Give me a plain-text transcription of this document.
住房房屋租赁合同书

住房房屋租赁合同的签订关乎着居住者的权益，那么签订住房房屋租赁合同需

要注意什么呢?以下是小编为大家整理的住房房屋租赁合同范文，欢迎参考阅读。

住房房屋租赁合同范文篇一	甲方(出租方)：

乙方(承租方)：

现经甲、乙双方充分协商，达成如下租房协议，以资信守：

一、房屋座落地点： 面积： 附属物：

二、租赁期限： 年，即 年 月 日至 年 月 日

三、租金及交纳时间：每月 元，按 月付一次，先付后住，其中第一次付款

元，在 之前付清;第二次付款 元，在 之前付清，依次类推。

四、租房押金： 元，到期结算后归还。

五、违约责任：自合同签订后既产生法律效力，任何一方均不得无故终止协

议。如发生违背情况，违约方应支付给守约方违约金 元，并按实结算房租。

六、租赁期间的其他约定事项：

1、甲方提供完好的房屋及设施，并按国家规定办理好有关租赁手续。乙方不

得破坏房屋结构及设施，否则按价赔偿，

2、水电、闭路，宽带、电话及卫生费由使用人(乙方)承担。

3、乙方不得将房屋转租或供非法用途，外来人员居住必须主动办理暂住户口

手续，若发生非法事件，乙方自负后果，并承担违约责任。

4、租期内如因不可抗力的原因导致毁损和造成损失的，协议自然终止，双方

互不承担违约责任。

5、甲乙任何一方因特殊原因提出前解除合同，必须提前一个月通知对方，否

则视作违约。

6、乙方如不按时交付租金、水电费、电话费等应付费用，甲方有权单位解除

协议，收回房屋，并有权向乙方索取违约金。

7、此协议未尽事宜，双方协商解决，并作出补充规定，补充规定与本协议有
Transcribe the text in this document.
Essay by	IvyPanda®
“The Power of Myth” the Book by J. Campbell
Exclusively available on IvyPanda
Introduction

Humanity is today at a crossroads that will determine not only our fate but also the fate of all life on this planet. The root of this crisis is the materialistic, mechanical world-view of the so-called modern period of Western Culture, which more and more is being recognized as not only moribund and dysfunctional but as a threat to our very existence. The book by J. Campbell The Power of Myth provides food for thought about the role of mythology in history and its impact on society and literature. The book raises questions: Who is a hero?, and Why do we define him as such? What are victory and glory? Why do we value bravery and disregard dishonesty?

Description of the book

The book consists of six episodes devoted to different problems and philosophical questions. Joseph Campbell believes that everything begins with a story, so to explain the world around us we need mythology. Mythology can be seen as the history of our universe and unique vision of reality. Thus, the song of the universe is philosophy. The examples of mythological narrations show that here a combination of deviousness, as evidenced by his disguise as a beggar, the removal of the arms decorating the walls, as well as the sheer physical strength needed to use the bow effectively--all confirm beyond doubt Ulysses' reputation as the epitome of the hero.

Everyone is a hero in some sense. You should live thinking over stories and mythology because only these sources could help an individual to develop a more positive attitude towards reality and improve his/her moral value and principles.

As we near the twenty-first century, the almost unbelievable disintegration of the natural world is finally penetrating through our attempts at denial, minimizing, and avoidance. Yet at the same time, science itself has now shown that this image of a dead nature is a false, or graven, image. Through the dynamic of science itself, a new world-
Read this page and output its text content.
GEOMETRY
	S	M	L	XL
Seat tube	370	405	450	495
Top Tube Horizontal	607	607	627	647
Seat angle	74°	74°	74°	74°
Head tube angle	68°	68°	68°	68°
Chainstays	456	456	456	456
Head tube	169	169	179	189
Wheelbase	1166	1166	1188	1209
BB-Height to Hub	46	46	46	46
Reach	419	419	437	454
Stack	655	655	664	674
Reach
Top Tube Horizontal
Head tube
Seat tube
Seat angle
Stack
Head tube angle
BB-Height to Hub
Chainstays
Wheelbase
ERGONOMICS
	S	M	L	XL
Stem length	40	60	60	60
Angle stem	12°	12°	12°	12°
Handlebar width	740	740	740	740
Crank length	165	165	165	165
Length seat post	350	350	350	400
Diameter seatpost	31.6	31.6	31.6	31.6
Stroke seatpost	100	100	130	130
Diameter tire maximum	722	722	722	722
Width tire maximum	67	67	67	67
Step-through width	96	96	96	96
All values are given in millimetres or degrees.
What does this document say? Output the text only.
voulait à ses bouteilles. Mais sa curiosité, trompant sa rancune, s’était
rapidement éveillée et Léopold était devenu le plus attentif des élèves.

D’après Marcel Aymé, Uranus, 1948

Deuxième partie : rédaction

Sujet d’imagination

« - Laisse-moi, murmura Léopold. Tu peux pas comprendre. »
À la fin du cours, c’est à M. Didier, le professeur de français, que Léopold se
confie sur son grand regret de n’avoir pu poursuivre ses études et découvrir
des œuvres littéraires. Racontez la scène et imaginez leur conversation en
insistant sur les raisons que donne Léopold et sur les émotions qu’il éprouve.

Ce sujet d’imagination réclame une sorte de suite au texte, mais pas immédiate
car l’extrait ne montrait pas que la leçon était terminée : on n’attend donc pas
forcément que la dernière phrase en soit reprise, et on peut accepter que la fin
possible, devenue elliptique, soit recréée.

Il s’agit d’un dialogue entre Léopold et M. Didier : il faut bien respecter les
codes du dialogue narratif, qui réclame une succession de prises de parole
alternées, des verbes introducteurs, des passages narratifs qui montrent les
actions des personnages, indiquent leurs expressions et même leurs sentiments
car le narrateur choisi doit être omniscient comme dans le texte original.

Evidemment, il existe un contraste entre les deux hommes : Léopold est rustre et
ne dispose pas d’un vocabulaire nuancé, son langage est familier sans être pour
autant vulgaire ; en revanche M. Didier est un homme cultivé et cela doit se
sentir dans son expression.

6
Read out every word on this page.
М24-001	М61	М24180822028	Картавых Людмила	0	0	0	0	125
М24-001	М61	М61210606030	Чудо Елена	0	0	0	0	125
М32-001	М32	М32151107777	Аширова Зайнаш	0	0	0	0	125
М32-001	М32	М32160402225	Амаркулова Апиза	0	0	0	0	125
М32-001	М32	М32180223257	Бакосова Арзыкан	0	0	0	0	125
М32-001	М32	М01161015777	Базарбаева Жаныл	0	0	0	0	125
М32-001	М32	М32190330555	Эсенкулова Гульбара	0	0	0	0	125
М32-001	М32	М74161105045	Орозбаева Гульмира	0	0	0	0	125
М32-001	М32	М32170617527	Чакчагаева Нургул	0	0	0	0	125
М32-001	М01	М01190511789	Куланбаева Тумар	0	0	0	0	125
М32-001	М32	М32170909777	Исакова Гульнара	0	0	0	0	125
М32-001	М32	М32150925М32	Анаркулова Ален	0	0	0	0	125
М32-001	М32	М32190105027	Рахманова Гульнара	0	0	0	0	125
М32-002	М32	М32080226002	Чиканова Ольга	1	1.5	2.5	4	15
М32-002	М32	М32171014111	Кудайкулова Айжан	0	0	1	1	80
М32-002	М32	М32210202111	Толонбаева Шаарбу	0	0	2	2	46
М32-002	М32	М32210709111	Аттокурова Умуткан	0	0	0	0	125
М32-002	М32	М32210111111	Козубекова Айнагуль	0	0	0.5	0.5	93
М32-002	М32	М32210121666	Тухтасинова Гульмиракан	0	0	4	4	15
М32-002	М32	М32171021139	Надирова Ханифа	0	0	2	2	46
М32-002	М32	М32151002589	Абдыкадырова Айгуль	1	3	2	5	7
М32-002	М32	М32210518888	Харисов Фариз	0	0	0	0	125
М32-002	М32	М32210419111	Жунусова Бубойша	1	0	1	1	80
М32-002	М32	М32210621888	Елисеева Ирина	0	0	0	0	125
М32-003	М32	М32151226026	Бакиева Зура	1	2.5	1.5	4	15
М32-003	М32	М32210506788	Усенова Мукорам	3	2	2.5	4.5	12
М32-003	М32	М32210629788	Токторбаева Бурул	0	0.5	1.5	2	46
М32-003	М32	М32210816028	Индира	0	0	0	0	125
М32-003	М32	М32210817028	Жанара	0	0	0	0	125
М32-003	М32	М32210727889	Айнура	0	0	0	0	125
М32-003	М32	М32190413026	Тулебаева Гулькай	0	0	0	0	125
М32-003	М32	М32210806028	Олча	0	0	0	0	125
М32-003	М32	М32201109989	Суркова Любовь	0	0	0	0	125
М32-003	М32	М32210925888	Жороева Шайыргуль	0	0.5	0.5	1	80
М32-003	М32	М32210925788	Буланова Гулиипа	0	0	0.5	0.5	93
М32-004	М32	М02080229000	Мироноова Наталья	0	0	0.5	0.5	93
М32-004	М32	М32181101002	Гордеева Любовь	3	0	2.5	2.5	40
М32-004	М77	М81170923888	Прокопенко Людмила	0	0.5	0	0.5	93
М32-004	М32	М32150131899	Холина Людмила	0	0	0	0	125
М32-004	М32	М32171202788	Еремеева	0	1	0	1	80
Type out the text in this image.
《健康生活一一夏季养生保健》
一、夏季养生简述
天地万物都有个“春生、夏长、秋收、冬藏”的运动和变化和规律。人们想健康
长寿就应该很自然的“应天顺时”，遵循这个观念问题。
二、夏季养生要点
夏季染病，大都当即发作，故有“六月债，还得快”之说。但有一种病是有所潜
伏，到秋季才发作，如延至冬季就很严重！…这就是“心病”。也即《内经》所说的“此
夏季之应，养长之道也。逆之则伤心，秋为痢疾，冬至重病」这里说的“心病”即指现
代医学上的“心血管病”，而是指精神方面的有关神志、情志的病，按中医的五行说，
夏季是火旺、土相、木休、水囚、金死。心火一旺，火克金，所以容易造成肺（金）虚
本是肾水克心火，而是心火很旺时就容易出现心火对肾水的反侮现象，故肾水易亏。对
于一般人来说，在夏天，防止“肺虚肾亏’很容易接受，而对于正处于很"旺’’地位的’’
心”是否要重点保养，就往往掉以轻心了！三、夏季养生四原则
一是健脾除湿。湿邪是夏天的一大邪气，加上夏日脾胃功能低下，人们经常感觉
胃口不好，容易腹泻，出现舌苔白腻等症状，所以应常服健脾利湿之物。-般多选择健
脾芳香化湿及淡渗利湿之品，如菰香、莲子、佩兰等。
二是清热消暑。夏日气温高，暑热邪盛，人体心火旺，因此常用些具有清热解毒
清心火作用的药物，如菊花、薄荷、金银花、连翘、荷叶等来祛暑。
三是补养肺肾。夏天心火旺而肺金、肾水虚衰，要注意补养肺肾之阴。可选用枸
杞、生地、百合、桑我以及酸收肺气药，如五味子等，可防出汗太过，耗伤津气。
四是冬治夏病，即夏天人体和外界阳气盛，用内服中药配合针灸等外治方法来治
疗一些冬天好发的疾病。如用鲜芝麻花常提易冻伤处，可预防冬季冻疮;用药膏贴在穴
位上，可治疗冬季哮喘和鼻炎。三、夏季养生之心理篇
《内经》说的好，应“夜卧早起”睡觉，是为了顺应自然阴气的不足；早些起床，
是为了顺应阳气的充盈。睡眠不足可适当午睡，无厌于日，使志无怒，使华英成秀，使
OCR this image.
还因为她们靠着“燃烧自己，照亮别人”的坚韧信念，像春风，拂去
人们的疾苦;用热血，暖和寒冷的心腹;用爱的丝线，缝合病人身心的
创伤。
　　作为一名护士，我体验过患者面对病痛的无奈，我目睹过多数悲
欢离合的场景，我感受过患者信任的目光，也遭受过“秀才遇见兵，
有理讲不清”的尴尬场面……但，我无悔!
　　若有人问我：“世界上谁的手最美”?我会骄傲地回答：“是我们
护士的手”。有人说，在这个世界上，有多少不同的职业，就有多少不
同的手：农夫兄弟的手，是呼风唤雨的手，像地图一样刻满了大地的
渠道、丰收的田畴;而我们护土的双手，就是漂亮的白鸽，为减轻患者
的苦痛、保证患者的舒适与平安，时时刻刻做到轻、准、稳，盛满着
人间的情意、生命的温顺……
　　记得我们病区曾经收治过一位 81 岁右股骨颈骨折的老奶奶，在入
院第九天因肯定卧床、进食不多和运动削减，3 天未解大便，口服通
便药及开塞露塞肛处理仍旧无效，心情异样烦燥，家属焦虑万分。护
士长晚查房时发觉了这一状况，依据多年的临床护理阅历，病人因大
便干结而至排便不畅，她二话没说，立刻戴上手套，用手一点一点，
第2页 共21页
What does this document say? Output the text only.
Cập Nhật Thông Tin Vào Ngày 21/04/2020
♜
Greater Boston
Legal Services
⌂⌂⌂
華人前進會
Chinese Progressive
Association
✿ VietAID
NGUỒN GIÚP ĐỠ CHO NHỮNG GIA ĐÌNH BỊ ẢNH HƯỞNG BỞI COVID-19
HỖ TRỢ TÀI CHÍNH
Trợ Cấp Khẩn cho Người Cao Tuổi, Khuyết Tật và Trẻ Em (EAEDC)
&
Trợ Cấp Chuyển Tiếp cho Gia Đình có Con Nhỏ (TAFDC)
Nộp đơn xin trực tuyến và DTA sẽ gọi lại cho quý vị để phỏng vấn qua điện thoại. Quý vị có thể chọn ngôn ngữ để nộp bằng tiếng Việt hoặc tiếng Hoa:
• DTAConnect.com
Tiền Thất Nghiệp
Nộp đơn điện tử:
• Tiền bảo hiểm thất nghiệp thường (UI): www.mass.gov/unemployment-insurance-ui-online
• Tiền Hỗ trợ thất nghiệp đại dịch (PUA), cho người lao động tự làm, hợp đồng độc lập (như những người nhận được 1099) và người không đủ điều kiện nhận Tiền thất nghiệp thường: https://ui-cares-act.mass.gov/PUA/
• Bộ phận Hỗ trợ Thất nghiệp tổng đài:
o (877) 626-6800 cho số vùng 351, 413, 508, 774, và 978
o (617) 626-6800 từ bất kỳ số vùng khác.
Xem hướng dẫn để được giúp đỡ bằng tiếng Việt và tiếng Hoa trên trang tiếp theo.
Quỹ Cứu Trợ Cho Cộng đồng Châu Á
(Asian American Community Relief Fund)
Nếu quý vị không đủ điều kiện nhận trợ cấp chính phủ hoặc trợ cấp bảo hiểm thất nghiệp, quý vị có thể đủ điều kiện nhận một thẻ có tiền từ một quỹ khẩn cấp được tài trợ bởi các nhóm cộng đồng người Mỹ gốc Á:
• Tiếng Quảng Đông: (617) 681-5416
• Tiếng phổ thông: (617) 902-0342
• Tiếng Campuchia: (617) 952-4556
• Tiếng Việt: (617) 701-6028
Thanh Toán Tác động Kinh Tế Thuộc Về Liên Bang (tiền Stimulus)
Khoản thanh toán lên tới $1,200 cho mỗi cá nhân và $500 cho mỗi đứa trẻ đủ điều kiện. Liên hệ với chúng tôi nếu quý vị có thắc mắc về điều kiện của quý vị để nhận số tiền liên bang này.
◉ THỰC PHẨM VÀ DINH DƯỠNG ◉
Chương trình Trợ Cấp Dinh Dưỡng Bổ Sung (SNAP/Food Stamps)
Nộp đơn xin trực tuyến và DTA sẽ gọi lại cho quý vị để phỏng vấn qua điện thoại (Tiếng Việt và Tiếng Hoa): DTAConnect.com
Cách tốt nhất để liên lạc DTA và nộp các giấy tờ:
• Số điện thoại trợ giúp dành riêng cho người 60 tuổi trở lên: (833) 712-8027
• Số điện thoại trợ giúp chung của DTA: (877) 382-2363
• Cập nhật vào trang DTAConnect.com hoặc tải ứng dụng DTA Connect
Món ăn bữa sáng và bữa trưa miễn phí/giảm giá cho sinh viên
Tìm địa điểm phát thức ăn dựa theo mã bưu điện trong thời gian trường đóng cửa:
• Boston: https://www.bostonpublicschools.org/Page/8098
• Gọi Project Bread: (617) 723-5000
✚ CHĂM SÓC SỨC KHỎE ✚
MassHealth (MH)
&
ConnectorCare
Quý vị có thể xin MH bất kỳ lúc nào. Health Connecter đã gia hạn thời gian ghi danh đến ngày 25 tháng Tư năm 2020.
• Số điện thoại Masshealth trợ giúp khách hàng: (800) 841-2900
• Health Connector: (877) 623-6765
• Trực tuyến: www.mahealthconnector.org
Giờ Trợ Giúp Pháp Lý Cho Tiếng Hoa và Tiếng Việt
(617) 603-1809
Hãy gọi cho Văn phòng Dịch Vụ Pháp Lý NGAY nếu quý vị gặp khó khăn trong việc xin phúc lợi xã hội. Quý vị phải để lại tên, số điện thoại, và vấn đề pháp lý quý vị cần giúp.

__Problem details__
Determine how many lines of the listing hold the word "trang" and reply with that figure alone.

__Answer for the task__
2